- **Objective**: Sort through the entries below and pull out lines containing the word "разрешенного".

- **Record set**:
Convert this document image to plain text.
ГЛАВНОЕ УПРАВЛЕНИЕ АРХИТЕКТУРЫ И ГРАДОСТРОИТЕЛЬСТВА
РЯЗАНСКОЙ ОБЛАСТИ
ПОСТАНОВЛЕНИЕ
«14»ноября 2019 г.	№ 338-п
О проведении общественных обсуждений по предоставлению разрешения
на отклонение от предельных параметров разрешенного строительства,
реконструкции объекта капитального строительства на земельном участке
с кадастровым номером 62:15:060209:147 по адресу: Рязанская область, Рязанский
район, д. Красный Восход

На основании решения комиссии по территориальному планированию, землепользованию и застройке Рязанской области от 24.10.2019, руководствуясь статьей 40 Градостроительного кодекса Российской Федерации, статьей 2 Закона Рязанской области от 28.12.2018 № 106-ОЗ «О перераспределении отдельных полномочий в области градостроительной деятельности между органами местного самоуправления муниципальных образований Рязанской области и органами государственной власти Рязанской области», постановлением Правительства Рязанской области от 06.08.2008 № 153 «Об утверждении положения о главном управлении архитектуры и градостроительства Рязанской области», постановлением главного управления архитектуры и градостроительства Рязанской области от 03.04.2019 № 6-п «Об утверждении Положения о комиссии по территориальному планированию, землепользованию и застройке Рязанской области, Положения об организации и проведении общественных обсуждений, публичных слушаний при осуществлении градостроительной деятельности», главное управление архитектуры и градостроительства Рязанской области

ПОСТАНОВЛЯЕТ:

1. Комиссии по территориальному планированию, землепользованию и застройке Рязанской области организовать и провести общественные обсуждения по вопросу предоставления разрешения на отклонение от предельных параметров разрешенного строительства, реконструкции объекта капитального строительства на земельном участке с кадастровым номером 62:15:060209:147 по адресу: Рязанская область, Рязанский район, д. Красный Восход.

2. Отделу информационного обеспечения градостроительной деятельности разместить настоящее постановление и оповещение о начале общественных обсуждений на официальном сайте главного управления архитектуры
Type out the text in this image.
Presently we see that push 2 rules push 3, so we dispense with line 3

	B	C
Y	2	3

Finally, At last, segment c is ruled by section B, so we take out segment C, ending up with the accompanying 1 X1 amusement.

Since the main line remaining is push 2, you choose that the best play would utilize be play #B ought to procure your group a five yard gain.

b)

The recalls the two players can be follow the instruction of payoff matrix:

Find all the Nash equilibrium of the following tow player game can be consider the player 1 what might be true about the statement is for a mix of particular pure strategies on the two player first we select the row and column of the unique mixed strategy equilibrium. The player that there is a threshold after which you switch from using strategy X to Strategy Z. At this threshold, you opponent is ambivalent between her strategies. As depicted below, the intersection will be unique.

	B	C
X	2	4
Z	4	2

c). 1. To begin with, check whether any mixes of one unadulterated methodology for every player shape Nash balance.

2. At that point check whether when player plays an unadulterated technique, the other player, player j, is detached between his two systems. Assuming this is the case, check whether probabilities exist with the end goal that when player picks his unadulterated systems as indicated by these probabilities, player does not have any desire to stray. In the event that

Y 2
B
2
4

- **Expected answer**:
на отклонение от предельных параметров разрешенного строительства,
1. Комиссии по территориальному планированию, землепользованию и застройке Рязанской области организовать и провести общественные обсуждения по вопросу предоставления разрешения на отклонение от предельных параметров разрешенного строительства, реконструкции объекта капитального строительства на земельном участке с кадастровым номером 62:15:060209:147 по адресу: Рязанская область, Рязанский район, д. Красный Восход.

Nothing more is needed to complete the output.